**WHAT IS REQUIRED**
Output the data below in full, byte for byte. Nothing may differ.
------------------------------------
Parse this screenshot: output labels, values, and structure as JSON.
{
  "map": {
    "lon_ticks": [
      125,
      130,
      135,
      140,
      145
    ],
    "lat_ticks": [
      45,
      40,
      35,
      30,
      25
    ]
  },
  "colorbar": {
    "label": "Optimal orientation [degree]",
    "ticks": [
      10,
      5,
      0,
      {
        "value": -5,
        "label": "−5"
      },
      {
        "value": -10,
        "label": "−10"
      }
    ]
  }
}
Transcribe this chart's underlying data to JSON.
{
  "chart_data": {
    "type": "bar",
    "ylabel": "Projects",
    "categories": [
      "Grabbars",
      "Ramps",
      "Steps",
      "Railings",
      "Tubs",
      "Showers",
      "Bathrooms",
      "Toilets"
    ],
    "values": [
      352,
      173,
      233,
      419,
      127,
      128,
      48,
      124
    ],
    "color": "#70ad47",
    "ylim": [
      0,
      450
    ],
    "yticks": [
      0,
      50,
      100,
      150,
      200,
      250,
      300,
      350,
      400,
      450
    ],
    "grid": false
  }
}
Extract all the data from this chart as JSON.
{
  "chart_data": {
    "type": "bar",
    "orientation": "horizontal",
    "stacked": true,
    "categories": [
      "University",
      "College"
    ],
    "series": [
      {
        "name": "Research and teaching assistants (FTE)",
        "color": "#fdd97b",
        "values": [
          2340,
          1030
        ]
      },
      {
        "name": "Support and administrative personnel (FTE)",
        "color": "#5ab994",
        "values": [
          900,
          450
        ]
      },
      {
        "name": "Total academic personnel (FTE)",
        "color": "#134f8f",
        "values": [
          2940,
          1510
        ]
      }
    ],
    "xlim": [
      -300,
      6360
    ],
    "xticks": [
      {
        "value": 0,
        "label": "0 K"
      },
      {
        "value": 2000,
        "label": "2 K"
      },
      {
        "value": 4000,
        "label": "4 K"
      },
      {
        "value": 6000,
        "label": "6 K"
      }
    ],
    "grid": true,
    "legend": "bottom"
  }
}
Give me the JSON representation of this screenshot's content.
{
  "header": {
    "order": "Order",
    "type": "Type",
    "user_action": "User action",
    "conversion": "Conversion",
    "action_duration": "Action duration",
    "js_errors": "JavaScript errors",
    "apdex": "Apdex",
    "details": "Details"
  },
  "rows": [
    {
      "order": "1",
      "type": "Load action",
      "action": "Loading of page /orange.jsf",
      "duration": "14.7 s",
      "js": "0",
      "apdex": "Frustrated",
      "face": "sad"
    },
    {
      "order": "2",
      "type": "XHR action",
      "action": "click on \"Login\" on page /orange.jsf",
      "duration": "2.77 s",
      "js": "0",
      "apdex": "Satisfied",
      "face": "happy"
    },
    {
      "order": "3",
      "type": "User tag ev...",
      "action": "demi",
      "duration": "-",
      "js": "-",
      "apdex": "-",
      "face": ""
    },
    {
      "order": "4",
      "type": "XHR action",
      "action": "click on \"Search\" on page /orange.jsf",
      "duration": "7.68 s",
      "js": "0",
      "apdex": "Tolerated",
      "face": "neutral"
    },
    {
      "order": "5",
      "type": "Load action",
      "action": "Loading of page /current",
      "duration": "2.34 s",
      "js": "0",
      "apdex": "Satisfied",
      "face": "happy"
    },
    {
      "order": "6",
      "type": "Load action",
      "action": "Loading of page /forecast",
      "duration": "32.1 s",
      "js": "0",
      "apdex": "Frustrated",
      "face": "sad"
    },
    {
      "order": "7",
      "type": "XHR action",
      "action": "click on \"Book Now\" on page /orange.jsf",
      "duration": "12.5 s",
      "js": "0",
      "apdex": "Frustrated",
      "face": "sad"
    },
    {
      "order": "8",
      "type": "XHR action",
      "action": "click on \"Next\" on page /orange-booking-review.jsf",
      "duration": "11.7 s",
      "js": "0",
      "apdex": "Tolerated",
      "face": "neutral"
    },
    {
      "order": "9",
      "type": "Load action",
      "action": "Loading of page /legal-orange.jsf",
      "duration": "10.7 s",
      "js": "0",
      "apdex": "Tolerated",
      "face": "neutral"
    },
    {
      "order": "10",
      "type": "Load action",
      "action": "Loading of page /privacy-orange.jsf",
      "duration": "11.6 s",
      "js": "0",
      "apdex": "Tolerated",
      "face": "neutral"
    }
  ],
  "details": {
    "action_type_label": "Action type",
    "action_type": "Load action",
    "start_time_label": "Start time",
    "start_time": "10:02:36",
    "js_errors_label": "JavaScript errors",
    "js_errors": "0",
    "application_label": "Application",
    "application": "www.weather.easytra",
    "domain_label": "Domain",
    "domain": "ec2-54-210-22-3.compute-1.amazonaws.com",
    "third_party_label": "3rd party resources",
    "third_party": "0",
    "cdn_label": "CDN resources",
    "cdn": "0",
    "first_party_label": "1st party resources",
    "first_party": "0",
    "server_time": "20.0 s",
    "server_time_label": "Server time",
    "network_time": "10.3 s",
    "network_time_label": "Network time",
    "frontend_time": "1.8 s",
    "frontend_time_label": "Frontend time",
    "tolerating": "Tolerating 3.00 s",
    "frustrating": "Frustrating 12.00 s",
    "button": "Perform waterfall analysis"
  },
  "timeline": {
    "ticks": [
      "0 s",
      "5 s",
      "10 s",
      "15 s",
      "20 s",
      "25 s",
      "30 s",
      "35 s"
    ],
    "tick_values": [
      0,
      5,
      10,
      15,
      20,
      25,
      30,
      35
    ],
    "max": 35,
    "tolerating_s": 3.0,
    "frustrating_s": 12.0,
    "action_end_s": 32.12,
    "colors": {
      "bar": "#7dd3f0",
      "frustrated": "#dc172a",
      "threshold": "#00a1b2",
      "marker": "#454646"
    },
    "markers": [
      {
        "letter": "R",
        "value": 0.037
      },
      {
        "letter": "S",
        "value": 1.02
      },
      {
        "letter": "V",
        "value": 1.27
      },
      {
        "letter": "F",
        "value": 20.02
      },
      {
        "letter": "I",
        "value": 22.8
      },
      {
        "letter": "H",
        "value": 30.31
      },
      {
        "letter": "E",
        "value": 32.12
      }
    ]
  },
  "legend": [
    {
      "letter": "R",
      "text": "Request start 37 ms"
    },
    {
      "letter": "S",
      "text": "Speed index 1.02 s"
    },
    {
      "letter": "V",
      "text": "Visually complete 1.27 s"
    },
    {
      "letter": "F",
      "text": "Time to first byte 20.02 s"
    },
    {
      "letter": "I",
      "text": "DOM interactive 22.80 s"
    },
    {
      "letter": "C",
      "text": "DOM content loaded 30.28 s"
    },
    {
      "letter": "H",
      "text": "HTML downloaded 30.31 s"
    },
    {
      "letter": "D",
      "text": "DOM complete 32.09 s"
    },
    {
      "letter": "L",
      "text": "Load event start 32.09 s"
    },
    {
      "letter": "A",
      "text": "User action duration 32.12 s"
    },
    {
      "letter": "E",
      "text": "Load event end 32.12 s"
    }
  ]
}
------------------------------------
**TASK SOLUTION**
Parse this screenshot: output labels, values, and structure as JSON.
{
  "map": {
    "lon_ticks": [
      125,
      130,
      135,
      140,
      145
    ],
    "lat_ticks": [
      45,
      40,
      35,
      30,
      25
    ]
  },
  "colorbar": {
    "label": "Optimal orientation [degree]",
    "ticks": [
      10,
      5,
      0,
      {
        "value": -5,
        "label": "−5"
      },
      {
        "value": -10,
        "label": "−10"
      }
    ]
  }
}
Transcribe this chart's underlying data to JSON.
{
  "chart_data": {
    "type": "bar",
    "ylabel": "Projects",
    "categories": [
      "Grabbars",
      "Ramps",
      "Steps",
      "Railings",
      "Tubs",
      "Showers",
      "Bathrooms",
      "Toilets"
    ],
    "values": [
      352,
      173,
      233,
      419,
      127,
      128,
      48,
      124
    ],
    "color": "#70ad47",
    "ylim": [
      0,
      450
    ],
    "yticks": [
      0,
      50,
      100,
      150,
      200,
      250,
      300,
      350,
      400,
      450
    ],
    "grid": false
  }
}
Extract all the data from this chart as JSON.
{
  "chart_data": {
    "type": "bar",
    "orientation": "horizontal",
    "stacked": true,
    "categories": [
      "University",
      "College"
    ],
    "series": [
      {
        "name": "Research and teaching assistants (FTE)",
        "color": "#fdd97b",
        "values": [
          2340,
          1030
        ]
      },
      {
        "name": "Support and administrative personnel (FTE)",
        "color": "#5ab994",
        "values": [
          900,
          450
        ]
      },
      {
        "name": "Total academic personnel (FTE)",
        "color": "#134f8f",
        "values": [
          2940,
          1510
        ]
      }
    ],
    "xlim": [
      -300,
      6360
    ],
    "xticks": [
      {
        "value": 0,
        "label": "0 K"
      },
      {
        "value": 2000,
        "label": "2 K"
      },
      {
        "value": 4000,
        "label": "4 K"
      },
      {
        "value": 6000,
        "label": "6 K"
      }
    ],
    "grid": true,
    "legend": "bottom"
  }
}
Give me the JSON representation of this screenshot's content.
{
  "header": {
    "order": "Order",
    "type": "Type",
    "user_action": "User action",
    "conversion": "Conversion",
    "action_duration": "Action duration",
    "js_errors": "JavaScript errors",
    "apdex": "Apdex",
    "details": "Details"
  },
  "rows": [
    {
      "order": "1",
      "type": "Load action",
      "action": "Loading of page /orange.jsf",
      "duration": "14.7 s",
      "js": "0",
      "apdex": "Frustrated",
      "face": "sad"
    },
    {
      "order": "2",
      "type": "XHR action",
      "action": "click on \"Login\" on page /orange.jsf",
      "duration": "2.77 s",
      "js": "0",
      "apdex": "Satisfied",
      "face": "happy"
    },
    {
      "order": "3",
      "type": "User tag ev...",
      "action": "demi",
      "duration": "-",
      "js": "-",
      "apdex": "-",
      "face": ""
    },
    {
      "order": "4",
      "type": "XHR action",
      "action": "click on \"Search\" on page /orange.jsf",
      "duration": "7.68 s",
      "js": "0",
      "apdex": "Tolerated",
      "face": "neutral"
    },
    {
      "order": "5",
      "type": "Load action",
      "action": "Loading of page /current",
      "duration": "2.34 s",
      "js": "0",
      "apdex": "Satisfied",
      "face": "happy"
    },
    {
      "order": "6",
      "type": "Load action",
      "action": "Loading of page /forecast",
      "duration": "32.1 s",
      "js": "0",
      "apdex": "Frustrated",
      "face": "sad"
    },
    {
      "order": "7",
      "type": "XHR action",
      "action": "click on \"Book Now\" on page /orange.jsf",
      "duration": "12.5 s",
      "js": "0",
      "apdex": "Frustrated",
      "face": "sad"
    },
    {
      "order": "8",
      "type": "XHR action",
      "action": "click on \"Next\" on page /orange-booking-review.jsf",
      "duration": "11.7 s",
      "js": "0",
      "apdex": "Tolerated",
      "face": "neutral"
    },
    {
      "order": "9",
      "type": "Load action",
      "action": "Loading of page /legal-orange.jsf",
      "duration": "10.7 s",
      "js": "0",
      "apdex": "Tolerated",
      "face": "neutral"
    },
    {
      "order": "10",
      "type": "Load action",
      "action": "Loading of page /privacy-orange.jsf",
      "duration": "11.6 s",
      "js": "0",
      "apdex": "Tolerated",
      "face": "neutral"
    }
  ],
  "details": {
    "action_type_label": "Action type",
    "action_type": "Load action",
    "start_time_label": "Start time",
    "start_time": "10:02:36",
    "js_errors_label": "JavaScript errors",
    "js_errors": "0",
    "application_label": "Application",
    "application": "www.weather.easytra",
    "domain_label": "Domain",
    "domain": "ec2-54-210-22-3.compute-1.amazonaws.com",
    "third_party_label": "3rd party resources",
    "third_party": "0",
    "cdn_label": "CDN resources",
    "cdn": "0",
    "first_party_label": "1st party resources",
    "first_party": "0",
    "server_time": "20.0 s",
    "server_time_label": "Server time",
    "network_time": "10.3 s",
    "network_time_label": "Network time",
    "frontend_time": "1.8 s",
    "frontend_time_label": "Frontend time",
    "tolerating": "Tolerating 3.00 s",
    "frustrating": "Frustrating 12.00 s",
    "button": "Perform waterfall analysis"
  },
  "timeline": {
    "ticks": [
      "0 s",
      "5 s",
      "10 s",
      "15 s",
      "20 s",
      "25 s",
      "30 s",
      "35 s"
    ],
    "tick_values": [
      0,
      5,
      10,
      15,
      20,
      25,
      30,
      35
    ],
    "max": 35,
    "tolerating_s": 3.0,
    "frustrating_s": 12.0,
    "action_end_s": 32.12,
    "colors": {
      "bar": "#7dd3f0",
      "frustrated": "#dc172a",
      "threshold": "#00a1b2",
      "marker": "#454646"
    },
    "markers": [
      {
        "letter": "R",
        "value": 0.037
      },
      {
        "letter": "S",
        "value": 1.02
      },
      {
        "letter": "V",
        "value": 1.27
      },
      {
        "letter": "F",
        "value": 20.02
      },
      {
        "letter": "I",
        "value": 22.8
      },
      {
        "letter": "H",
        "value": 30.31
      },
      {
        "letter": "E",
        "value": 32.12
      }
    ]
  },
  "legend": [
    {
      "letter": "R",
      "text": "Request start 37 ms"
    },
    {
      "letter": "S",
      "text": "Speed index 1.02 s"
    },
    {
      "letter": "V",
      "text": "Visually complete 1.27 s"
    },
    {
      "letter": "F",
      "text": "Time to first byte 20.02 s"
    },
    {
      "letter": "I",
      "text": "DOM interactive 22.80 s"
    },
    {
      "letter": "C",
      "text": "DOM content loaded 30.28 s"
    },
    {
      "letter": "H",
      "text": "HTML downloaded 30.31 s"
    },
    {
      "letter": "D",
      "text": "DOM complete 32.09 s"
    },
    {
      "letter": "L",
      "text": "Load event start 32.09 s"
    },
    {
      "letter": "A",
      "text": "User action duration 32.12 s"
    },
    {
      "letter": "E",
      "text": "Load event end 32.12 s"
    }
  ]
}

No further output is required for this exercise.